Excerpts from a layout annotation set:
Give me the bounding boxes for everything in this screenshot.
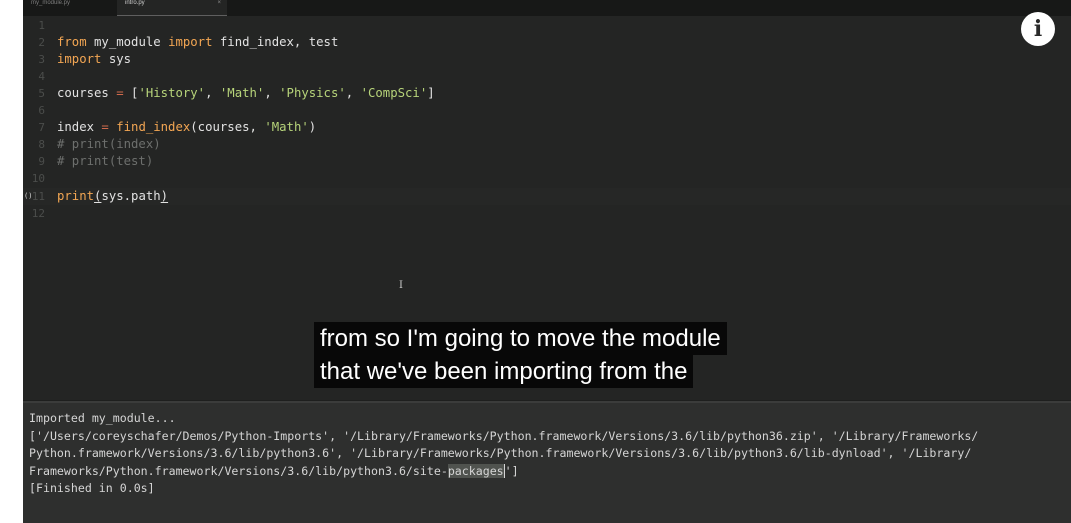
code-line: 12 [23,205,1071,222]
build-output-panel[interactable]: Imported my_module... ['/Users/coreyscha… [23,401,1071,523]
code-text: index = find_index(courses, 'Math') [57,120,317,134]
code-line: 1 [23,17,1071,34]
output-line: Imported my_module... [29,411,176,425]
code-line: 9 # print(test) [23,153,1071,170]
code-line: 7 index = find_index(courses, 'Math') [23,119,1071,136]
code-text: print(sys.path) [57,189,169,203]
subtitle-line-2: that we've been importing from the [314,355,694,388]
code-text: from my_module import find_index, test [57,35,339,49]
line-number: 9 [38,155,45,168]
text-cursor-icon: I [399,280,403,291]
close-icon[interactable]: × [217,0,221,7]
code-line: 10 [23,170,1071,187]
code-line: 2 from my_module import find_index, test [23,34,1071,51]
code-line: 8 # print(index) [23,136,1071,153]
output-line: ['/Users/coreyschafer/Demos/Python-Impor… [29,428,979,443]
code-line: 3 import sys [23,51,1071,68]
line-number: 3 [38,53,45,66]
line-number: 12 [31,207,45,220]
line-number: 1 [38,19,45,32]
selected-text: packages [447,463,505,478]
output-line: Python.framework/Versions/3.6/lib/python… [29,446,972,460]
line-number: 11 [31,190,45,203]
code-comment: # print(index) [57,137,161,151]
tab-bar: my_module.py × intro.py × [23,0,1071,16]
output-line: Frameworks/Python.framework/Versions/3.6… [29,463,519,478]
tab-label: intro.py [125,0,145,6]
code-text: import sys [57,52,132,66]
code-line: 4 [23,68,1071,85]
line-number: 4 [38,70,45,83]
code-text: courses = ['History', 'Math', 'Physics',… [57,86,435,100]
code-editor[interactable]: 1 2 from my_module import find_index, te… [23,16,1071,400]
line-number: 8 [38,138,45,151]
code-line: 5 courses = ['History', 'Math', 'Physics… [23,85,1071,102]
left-margin [0,0,28,523]
line-number: 10 [31,172,45,185]
line-number: 6 [38,104,45,117]
line-number: 5 [38,87,45,100]
info-icon[interactable]: i [1021,12,1055,46]
editor-window: my_module.py × intro.py × 1 2 from my_mo… [23,0,1071,523]
output-line: [Finished in 0.0s] [29,481,155,495]
line-number: 7 [38,121,45,134]
code-line-current: () 11 print(sys.path) [23,188,1071,205]
tab-intro[interactable]: intro.py × [117,0,227,16]
line-number: 2 [38,36,45,49]
subtitle-line-1: from so I'm going to move the module [314,322,727,355]
code-line: 6 [23,102,1071,119]
tab-label: my_module.py [31,0,71,6]
code-comment: # print(test) [57,154,154,168]
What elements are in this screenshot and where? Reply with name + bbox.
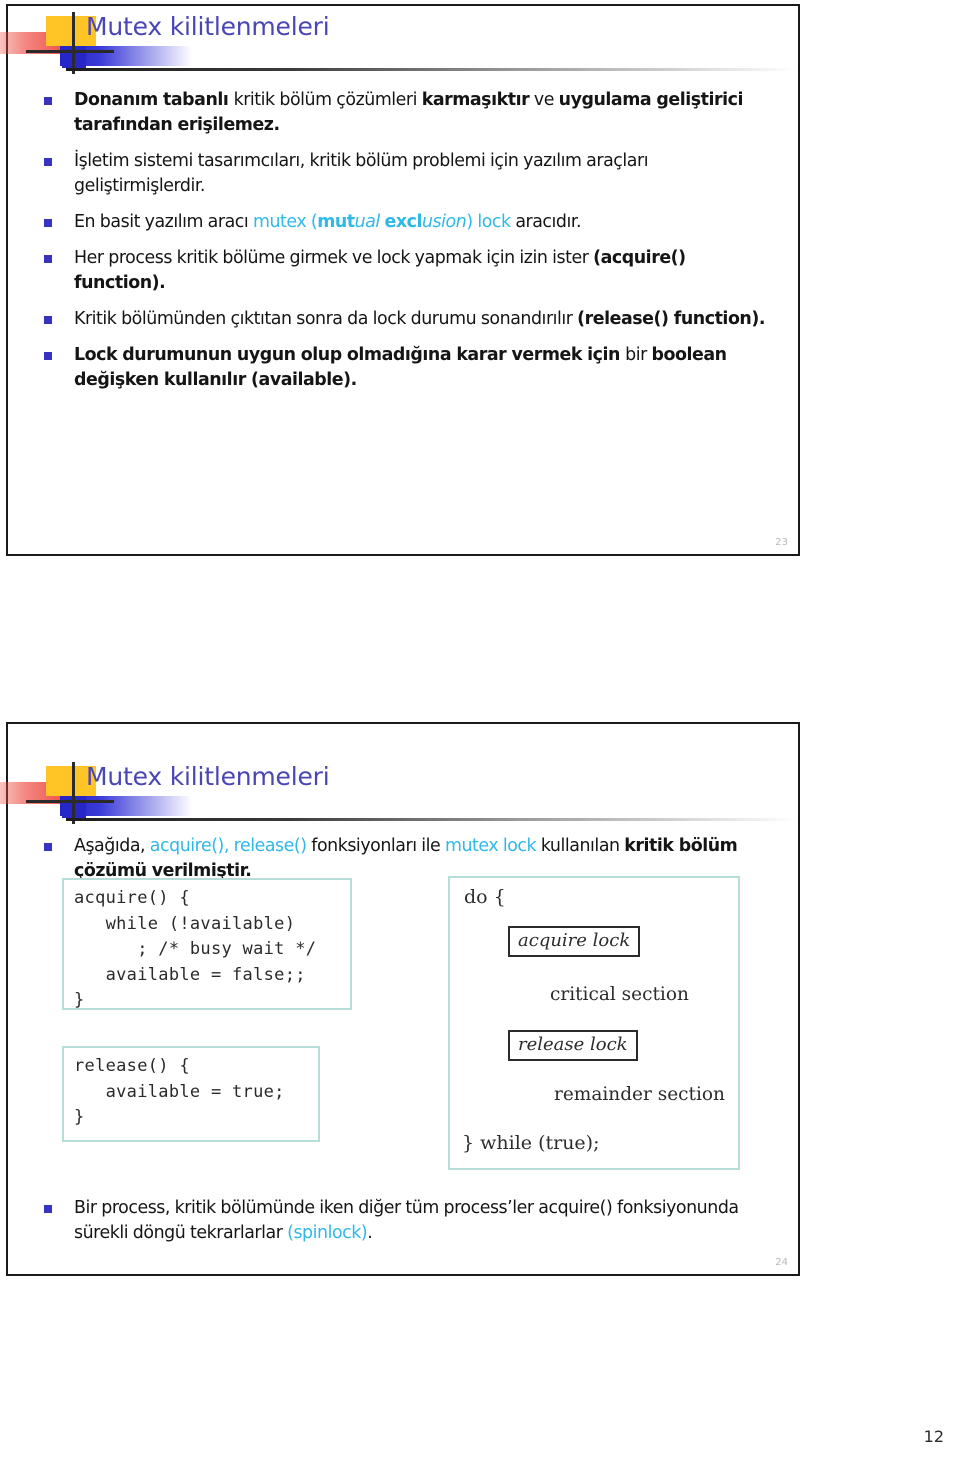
acquire-lock-box: acquire lock — [508, 926, 641, 957]
handout-page: Mutex kilitlenmeleri Donanım tabanlı kri… — [0, 0, 960, 1458]
decoration-vertical-line — [72, 762, 75, 824]
do-while-body: do { acquire lock critical section relea… — [450, 878, 738, 1168]
slide-1-title-rule — [66, 68, 798, 71]
figure-do-while-diagram: do { acquire lock critical section relea… — [448, 876, 740, 1170]
figure-acquire-code: acquire() { while (!available) ; /* busy… — [62, 878, 352, 1010]
release-lock-box: release lock — [508, 1030, 638, 1061]
slide-1: Mutex kilitlenmeleri Donanım tabanlı kri… — [0, 4, 800, 556]
slide-2-number: 24 — [775, 1257, 788, 1268]
bullet-boolean-available: Lock durumunun uygun olup olmadığına kar… — [36, 343, 780, 393]
bullet-acquire: Her process kritik bölüme girmek ve lock… — [36, 246, 780, 296]
slide-1-title-block: Mutex kilitlenmeleri — [0, 6, 798, 76]
bullet-os-designers: İşletim sistemi tasarımcıları, kritik bö… — [36, 149, 780, 199]
bullet-release: Kritik bölümünden çıktıtan sonra da lock… — [36, 307, 780, 332]
figure-release-code: release() { available = true; } — [62, 1046, 320, 1142]
release-code-text: release() { available = true; } — [74, 1056, 285, 1127]
decoration-vertical-line — [72, 12, 75, 74]
critical-section-label: critical section — [550, 984, 689, 1005]
remainder-section-label: remainder section — [554, 1084, 725, 1105]
decoration-horizontal-line — [26, 800, 114, 803]
bullet-hardware-solutions: Donanım tabanlı kritik bölüm çözümleri k… — [36, 88, 780, 138]
bullet-spinlock: Bir process, kritik bölümünde iken diğer… — [36, 1196, 780, 1246]
do-open-label: do { — [464, 886, 506, 908]
decoration-horizontal-line — [26, 50, 114, 53]
acquire-code-text: acquire() { while (!available) ; /* busy… — [74, 888, 317, 1010]
slide-2-title-block: Mutex kilitlenmeleri — [0, 756, 798, 826]
bullet-mutex-lock: En basit yazılım aracı mutex (mutual exc… — [36, 210, 780, 235]
while-close-label: } while (true); — [462, 1132, 600, 1154]
slide-1-number: 23 — [775, 537, 788, 548]
handout-page-number: 12 — [923, 1427, 944, 1446]
slide-2-title-rule — [66, 818, 798, 821]
slide-2-title: Mutex kilitlenmeleri — [86, 762, 330, 791]
slide-1-title: Mutex kilitlenmeleri — [86, 12, 330, 41]
slide-1-bullet-list: Donanım tabanlı kritik bölüm çözümleri k… — [36, 88, 780, 404]
slide-2-bottom-bullet-list: Bir process, kritik bölümünde iken diğer… — [36, 1196, 780, 1257]
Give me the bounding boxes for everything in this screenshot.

### Your task
Please write out all of the lines above again, replacing every "screenshot" with "image" and leaving everything else unchanged. Omit the pictures from your answer.

### Complete answer
Give me the bounding boxes for everything in this image.
code-line: 12 [23,205,1071,222]
build-output-panel[interactable]: Imported my_module... ['/Users/coreyscha… [23,401,1071,523]
code-text: index = find_index(courses, 'Math') [57,120,317,134]
code-line: 1 [23,17,1071,34]
output-line: Imported my_module... [29,411,176,425]
code-line: 9 # print(test) [23,153,1071,170]
code-line: 7 index = find_index(courses, 'Math') [23,119,1071,136]
code-text: print(sys.path) [57,189,169,203]
subtitle-line-2: that we've been importing from the [314,355,694,388]
code-text: from my_module import find_index, test [57,35,339,49]
line-number: 9 [38,155,45,168]
text-cursor-icon: I [399,280,403,291]
close-icon[interactable]: × [217,0,221,7]
code-line: 10 [23,170,1071,187]
code-line: 2 from my_module import find_index, test [23,34,1071,51]
code-line: 8 # print(index) [23,136,1071,153]
output-line: ['/Users/coreyschafer/Demos/Python-Impor… [29,428,979,443]
code-line: 3 import sys [23,51,1071,68]
line-number: 3 [38,53,45,66]
line-number: 12 [31,207,45,220]
line-number: 1 [38,19,45,32]
selected-text: packages [447,463,505,478]
output-line: Python.framework/Versions/3.6/lib/python… [29,446,972,460]
line-number: 11 [31,190,45,203]
code-comment: # print(index) [57,137,161,151]
tab-bar: my_module.py × intro.py × [23,0,1071,16]
output-line: Frameworks/Python.framework/Versions/3.6… [29,463,519,478]
tab-label: intro.py [125,0,145,6]
code-text: import sys [57,52,132,66]
code-line: 4 [23,68,1071,85]
line-number: 4 [38,70,45,83]
code-text: courses = ['History', 'Math', 'Physics',… [57,86,435,100]
code-editor[interactable]: 1 2 from my_module import find_index, te… [23,16,1071,400]
line-number: 8 [38,138,45,151]
code-line: 5 courses = ['History', 'Math', 'Physics… [23,85,1071,102]
left-margin [0,0,28,523]
line-number: 10 [31,172,45,185]
line-number: 6 [38,104,45,117]
line-number: 5 [38,87,45,100]
info-icon[interactable]: i [1021,12,1055,46]
editor-window: my_module.py × intro.py × 1 2 from my_mo… [23,0,1071,523]
output-line: [Finished in 0.0s] [29,481,155,495]
line-number: 7 [38,121,45,134]
code-line-current: () 11 print(sys.path) [23,188,1071,205]
tab-intro[interactable]: intro.py × [117,0,227,16]
line-number: 2 [38,36,45,49]
subtitle-line-1: from so I'm going to move the module [314,322,727,355]
code-line: 6 [23,102,1071,119]
tab-label: my_module.py [31,0,71,6]
code-comment: # print(test) [57,154,154,168]
What elements are in this image and where? Reply with name + bbox.
acquire-lock-box: acquire lock — [508, 926, 641, 957]
handout-page: Mutex kilitlenmeleri Donanım tabanlı kri… — [0, 0, 960, 1458]
decoration-vertical-line — [72, 762, 75, 824]
do-while-body: do { acquire lock critical section relea… — [450, 878, 738, 1168]
slide-1-title-rule — [66, 68, 798, 71]
figure-do-while-diagram: do { acquire lock critical section relea… — [448, 876, 740, 1170]
figure-acquire-code: acquire() { while (!available) ; /* busy… — [62, 878, 352, 1010]
release-lock-box: release lock — [508, 1030, 638, 1061]
slide-1: Mutex kilitlenmeleri Donanım tabanlı kri… — [0, 4, 800, 556]
slide-2-number: 24 — [775, 1257, 788, 1268]
bullet-boolean-available: Lock durumunun uygun olup olmadığına kar… — [36, 343, 780, 393]
bullet-acquire: Her process kritik bölüme girmek ve lock… — [36, 246, 780, 296]
slide-1-title-block: Mutex kilitlenmeleri — [0, 6, 798, 76]
bullet-os-designers: İşletim sistemi tasarımcıları, kritik bö… — [36, 149, 780, 199]
bullet-release: Kritik bölümünden çıktıtan sonra da lock… — [36, 307, 780, 332]
figure-release-code: release() { available = true; } — [62, 1046, 320, 1142]
release-code-text: release() { available = true; } — [74, 1056, 285, 1127]
decoration-vertical-line — [72, 12, 75, 74]
critical-section-label: critical section — [550, 984, 689, 1005]
remainder-section-label: remainder section — [554, 1084, 725, 1105]
decoration-horizontal-line — [26, 800, 114, 803]
bullet-hardware-solutions: Donanım tabanlı kritik bölüm çözümleri k… — [36, 88, 780, 138]
bullet-spinlock: Bir process, kritik bölümünde iken diğer… — [36, 1196, 780, 1246]
do-open-label: do { — [464, 886, 506, 908]
decoration-horizontal-line — [26, 50, 114, 53]
acquire-code-text: acquire() { while (!available) ; /* busy… — [74, 888, 317, 1010]
slide-2-title-block: Mutex kilitlenmeleri — [0, 756, 798, 826]
bullet-mutex-lock: En basit yazılım aracı mutex (mutual exc… — [36, 210, 780, 235]
while-close-label: } while (true); — [462, 1132, 600, 1154]
slide-1-number: 23 — [775, 537, 788, 548]
handout-page-number: 12 — [923, 1427, 944, 1446]
slide-2-title-rule — [66, 818, 798, 821]
slide-2-title: Mutex kilitlenmeleri — [86, 762, 330, 791]
slide-1-title: Mutex kilitlenmeleri — [86, 12, 330, 41]
slide-1-bullet-list: Donanım tabanlı kritik bölüm çözümleri k… — [36, 88, 780, 404]
slide-2-bottom-bullet-list: Bir process, kritik bölümünde iken diğer… — [36, 1196, 780, 1257]
Give me the bounding boxes for everything in this image.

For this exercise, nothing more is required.